* **Given problem**
Determine the number of lines in the data that include the word "name", and write only that number.

[Figure record listings]
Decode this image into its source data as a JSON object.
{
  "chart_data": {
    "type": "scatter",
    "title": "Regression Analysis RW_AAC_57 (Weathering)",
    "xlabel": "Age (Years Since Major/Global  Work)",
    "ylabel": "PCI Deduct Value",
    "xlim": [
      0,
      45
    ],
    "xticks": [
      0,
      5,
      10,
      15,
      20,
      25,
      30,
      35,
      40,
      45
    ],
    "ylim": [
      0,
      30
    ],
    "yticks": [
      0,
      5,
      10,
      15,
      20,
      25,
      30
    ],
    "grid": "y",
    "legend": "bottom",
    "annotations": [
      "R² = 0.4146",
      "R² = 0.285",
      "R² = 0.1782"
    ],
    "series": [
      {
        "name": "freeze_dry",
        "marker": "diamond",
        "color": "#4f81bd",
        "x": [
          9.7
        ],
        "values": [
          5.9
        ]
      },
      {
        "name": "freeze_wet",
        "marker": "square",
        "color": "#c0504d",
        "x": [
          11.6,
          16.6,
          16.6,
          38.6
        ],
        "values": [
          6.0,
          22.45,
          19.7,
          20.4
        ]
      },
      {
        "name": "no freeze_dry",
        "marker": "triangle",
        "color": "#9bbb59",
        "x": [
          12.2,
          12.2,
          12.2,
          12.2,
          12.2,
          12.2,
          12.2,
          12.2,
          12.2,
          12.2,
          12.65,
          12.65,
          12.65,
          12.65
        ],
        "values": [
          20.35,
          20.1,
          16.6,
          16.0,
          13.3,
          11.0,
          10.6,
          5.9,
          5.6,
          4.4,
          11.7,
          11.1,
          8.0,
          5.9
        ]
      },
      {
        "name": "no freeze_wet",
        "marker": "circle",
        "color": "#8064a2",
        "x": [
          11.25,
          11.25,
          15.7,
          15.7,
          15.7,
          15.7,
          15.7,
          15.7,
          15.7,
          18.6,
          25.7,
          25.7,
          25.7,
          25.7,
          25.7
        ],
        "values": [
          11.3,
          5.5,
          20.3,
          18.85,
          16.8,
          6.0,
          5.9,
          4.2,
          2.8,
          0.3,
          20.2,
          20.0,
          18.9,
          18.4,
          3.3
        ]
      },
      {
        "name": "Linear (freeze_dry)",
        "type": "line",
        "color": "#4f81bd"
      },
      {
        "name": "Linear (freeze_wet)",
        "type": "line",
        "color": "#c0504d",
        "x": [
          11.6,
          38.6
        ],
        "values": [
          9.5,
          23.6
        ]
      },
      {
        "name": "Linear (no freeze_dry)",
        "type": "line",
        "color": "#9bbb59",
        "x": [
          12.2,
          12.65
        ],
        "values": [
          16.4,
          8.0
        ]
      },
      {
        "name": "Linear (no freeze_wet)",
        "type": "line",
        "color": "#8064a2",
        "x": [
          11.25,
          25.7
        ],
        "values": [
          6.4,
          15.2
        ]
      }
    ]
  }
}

* **Solved exercise**
8